- WHAT IS REQUIRED: Drop every picture and give the entries back exactly.

--- START RECORD LIST ---

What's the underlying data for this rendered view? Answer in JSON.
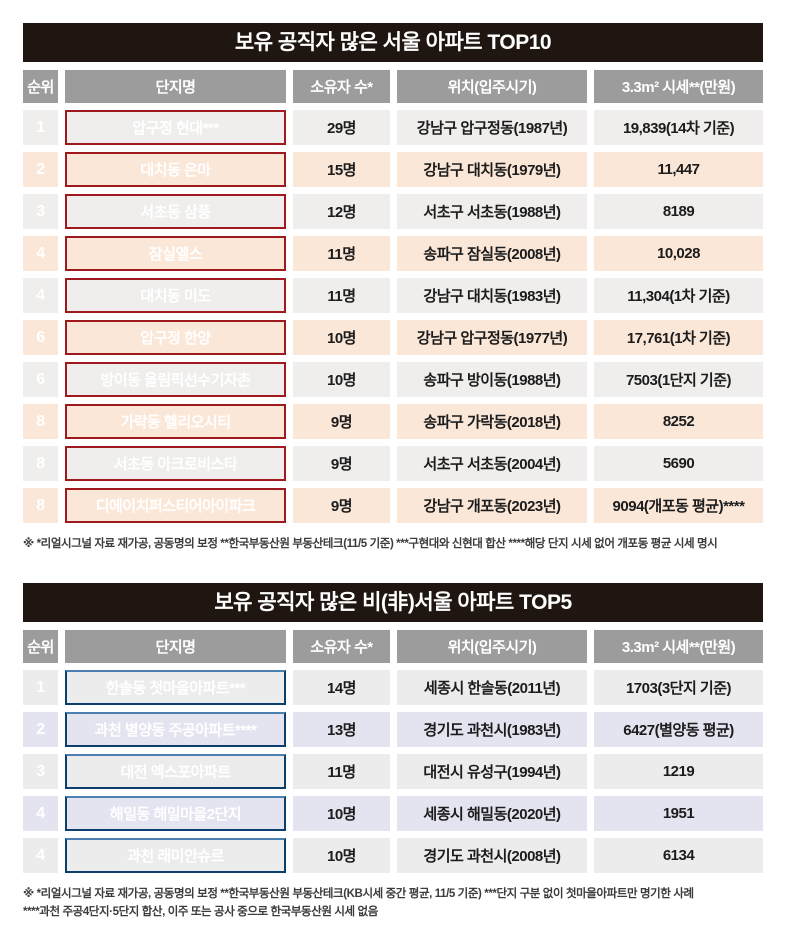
{
  "style": {
    "title_bg": "#1f1611",
    "header_bg": "#9c9c9c",
    "rank_bg": "#241b16",
    "footnote_color": "#3c3c3c"
  },
  "chart_data": [
    {
      "type": "table",
      "title": "보유 공직자 많은 서울 아파트 TOP10",
      "columns": [
        "순위",
        "단지명",
        "소유자 수*",
        "위치(입주시기)",
        "3.3m² 시세**(만원)"
      ],
      "colors": {
        "name_bg": "#c9242a",
        "name_border": "#9e1a1e",
        "name_border_top": "#9e1a1e",
        "base_row_bg": "#efeeec",
        "alt_row_bg": "#fbe7d8"
      },
      "rows": [
        {
          "rank": "1",
          "name": "압구정 현대***",
          "owners": "29명",
          "location": "강남구 압구정동(1987년)",
          "price": "19,839(14차 기준)"
        },
        {
          "rank": "2",
          "name": "대치동 은마",
          "owners": "15명",
          "location": "강남구 대치동(1979년)",
          "price": "11,447"
        },
        {
          "rank": "3",
          "name": "서초동 삼풍",
          "owners": "12명",
          "location": "서초구 서초동(1988년)",
          "price": "8189"
        },
        {
          "rank": "4",
          "name": "잠실엘스",
          "owners": "11명",
          "location": "송파구 잠실동(2008년)",
          "price": "10,028"
        },
        {
          "rank": "4",
          "name": "대치동 미도",
          "owners": "11명",
          "location": "강남구 대치동(1983년)",
          "price": "11,304(1차 기준)"
        },
        {
          "rank": "6",
          "name": "압구정 한양",
          "owners": "10명",
          "location": "강남구 압구정동(1977년)",
          "price": "17,761(1차 기준)"
        },
        {
          "rank": "6",
          "name": "방이동 올림픽선수기자촌",
          "owners": "10명",
          "location": "송파구 방이동(1988년)",
          "price": "7503(1단지 기준)"
        },
        {
          "rank": "8",
          "name": "가락동 헬리오시티",
          "owners": "9명",
          "location": "송파구 가락동(2018년)",
          "price": "8252"
        },
        {
          "rank": "8",
          "name": "서초동 아크로비스타",
          "owners": "9명",
          "location": "서초구 서초동(2004년)",
          "price": "5690"
        },
        {
          "rank": "8",
          "name": "디에이치퍼스티어아이파크",
          "owners": "9명",
          "location": "강남구 개포동(2023년)",
          "price": "9094(개포동 평균)****"
        }
      ],
      "footnotes": [
        "※ *리얼시그널 자료 재가공, 공동명의 보정 **한국부동산원 부동산테크(11/5 기준) ***구현대와 신현대 합산 ****해당 단지 시세 없어 개포동 평균 시세 명시"
      ]
    },
    {
      "type": "table",
      "title": "보유 공직자 많은 비(非)서울 아파트 TOP5",
      "columns": [
        "순위",
        "단지명",
        "소유자 수*",
        "위치(입주시기)",
        "3.3m² 시세**(만원)"
      ],
      "colors": {
        "name_bg": "#12538e",
        "name_border": "#0d3f6e",
        "name_border_top": "#4b80b0",
        "base_row_bg": "#ececec",
        "alt_row_bg": "#e4e4f1"
      },
      "rows": [
        {
          "rank": "1",
          "name": "한솔동 첫마을아파트***",
          "owners": "14명",
          "location": "세종시 한솔동(2011년)",
          "price": "1703(3단지 기준)"
        },
        {
          "rank": "2",
          "name": "과천 별양동 주공아파트****",
          "owners": "13명",
          "location": "경기도 과천시(1983년)",
          "price": "6427(별양동 평균)"
        },
        {
          "rank": "3",
          "name": "대전 엑스포아파트",
          "owners": "11명",
          "location": "대전시 유성구(1994년)",
          "price": "1219"
        },
        {
          "rank": "4",
          "name": "해밀동 해밀마을2단지",
          "owners": "10명",
          "location": "세종시 해밀동(2020년)",
          "price": "1951"
        },
        {
          "rank": "4",
          "name": "과천 래미안슈르",
          "owners": "10명",
          "location": "경기도 과천시(2008년)",
          "price": "6134"
        }
      ],
      "footnotes": [
        "※ *리얼시그널 자료 재가공, 공동명의 보정 **한국부동산원 부동산테크(KB시세 중간 평균, 11/5 기준) ***단지 구분 없이 첫마을아파트만 명기한 사례",
        "****과천 주공4단지·5단지 합산, 이주 또는 공사 중으로 한국부동산원 시세 없음"
      ]
    }
  ]
}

--- END RECORD LIST ---

- ANSWER TO THE EXERCISE:
What's the underlying data for this rendered view? Answer in JSON.
{
  "style": {
    "title_bg": "#1f1611",
    "header_bg": "#9c9c9c",
    "rank_bg": "#241b16",
    "footnote_color": "#3c3c3c"
  },
  "chart_data": [
    {
      "type": "table",
      "title": "보유 공직자 많은 서울 아파트 TOP10",
      "columns": [
        "순위",
        "단지명",
        "소유자 수*",
        "위치(입주시기)",
        "3.3m² 시세**(만원)"
      ],
      "colors": {
        "name_bg": "#c9242a",
        "name_border": "#9e1a1e",
        "name_border_top": "#9e1a1e",
        "base_row_bg": "#efeeec",
        "alt_row_bg": "#fbe7d8"
      },
      "rows": [
        {
          "rank": "1",
          "name": "압구정 현대***",
          "owners": "29명",
          "location": "강남구 압구정동(1987년)",
          "price": "19,839(14차 기준)"
        },
        {
          "rank": "2",
          "name": "대치동 은마",
          "owners": "15명",
          "location": "강남구 대치동(1979년)",
          "price": "11,447"
        },
        {
          "rank": "3",
          "name": "서초동 삼풍",
          "owners": "12명",
          "location": "서초구 서초동(1988년)",
          "price": "8189"
        },
        {
          "rank": "4",
          "name": "잠실엘스",
          "owners": "11명",
          "location": "송파구 잠실동(2008년)",
          "price": "10,028"
        },
        {
          "rank": "4",
          "name": "대치동 미도",
          "owners": "11명",
          "location": "강남구 대치동(1983년)",
          "price": "11,304(1차 기준)"
        },
        {
          "rank": "6",
          "name": "압구정 한양",
          "owners": "10명",
          "location": "강남구 압구정동(1977년)",
          "price": "17,761(1차 기준)"
        },
        {
          "rank": "6",
          "name": "방이동 올림픽선수기자촌",
          "owners": "10명",
          "location": "송파구 방이동(1988년)",
          "price": "7503(1단지 기준)"
        },
        {
          "rank": "8",
          "name": "가락동 헬리오시티",
          "owners": "9명",
          "location": "송파구 가락동(2018년)",
          "price": "8252"
        },
        {
          "rank": "8",
          "name": "서초동 아크로비스타",
          "owners": "9명",
          "location": "서초구 서초동(2004년)",
          "price": "5690"
        },
        {
          "rank": "8",
          "name": "디에이치퍼스티어아이파크",
          "owners": "9명",
          "location": "강남구 개포동(2023년)",
          "price": "9094(개포동 평균)****"
        }
      ],
      "footnotes": [
        "※ *리얼시그널 자료 재가공, 공동명의 보정 **한국부동산원 부동산테크(11/5 기준) ***구현대와 신현대 합산 ****해당 단지 시세 없어 개포동 평균 시세 명시"
      ]
    },
    {
      "type": "table",
      "title": "보유 공직자 많은 비(非)서울 아파트 TOP5",
      "columns": [
        "순위",
        "단지명",
        "소유자 수*",
        "위치(입주시기)",
        "3.3m² 시세**(만원)"
      ],
      "colors": {
        "name_bg": "#12538e",
        "name_border": "#0d3f6e",
        "name_border_top": "#4b80b0",
        "base_row_bg": "#ececec",
        "alt_row_bg": "#e4e4f1"
      },
      "rows": [
        {
          "rank": "1",
          "name": "한솔동 첫마을아파트***",
          "owners": "14명",
          "location": "세종시 한솔동(2011년)",
          "price": "1703(3단지 기준)"
        },
        {
          "rank": "2",
          "name": "과천 별양동 주공아파트****",
          "owners": "13명",
          "location": "경기도 과천시(1983년)",
          "price": "6427(별양동 평균)"
        },
        {
          "rank": "3",
          "name": "대전 엑스포아파트",
          "owners": "11명",
          "location": "대전시 유성구(1994년)",
          "price": "1219"
        },
        {
          "rank": "4",
          "name": "해밀동 해밀마을2단지",
          "owners": "10명",
          "location": "세종시 해밀동(2020년)",
          "price": "1951"
        },
        {
          "rank": "4",
          "name": "과천 래미안슈르",
          "owners": "10명",
          "location": "경기도 과천시(2008년)",
          "price": "6134"
        }
      ],
      "footnotes": [
        "※ *리얼시그널 자료 재가공, 공동명의 보정 **한국부동산원 부동산테크(KB시세 중간 평균, 11/5 기준) ***단지 구분 없이 첫마을아파트만 명기한 사례",
        "****과천 주공4단지·5단지 합산, 이주 또는 공사 중으로 한국부동산원 시세 없음"
      ]
    }
  ]
}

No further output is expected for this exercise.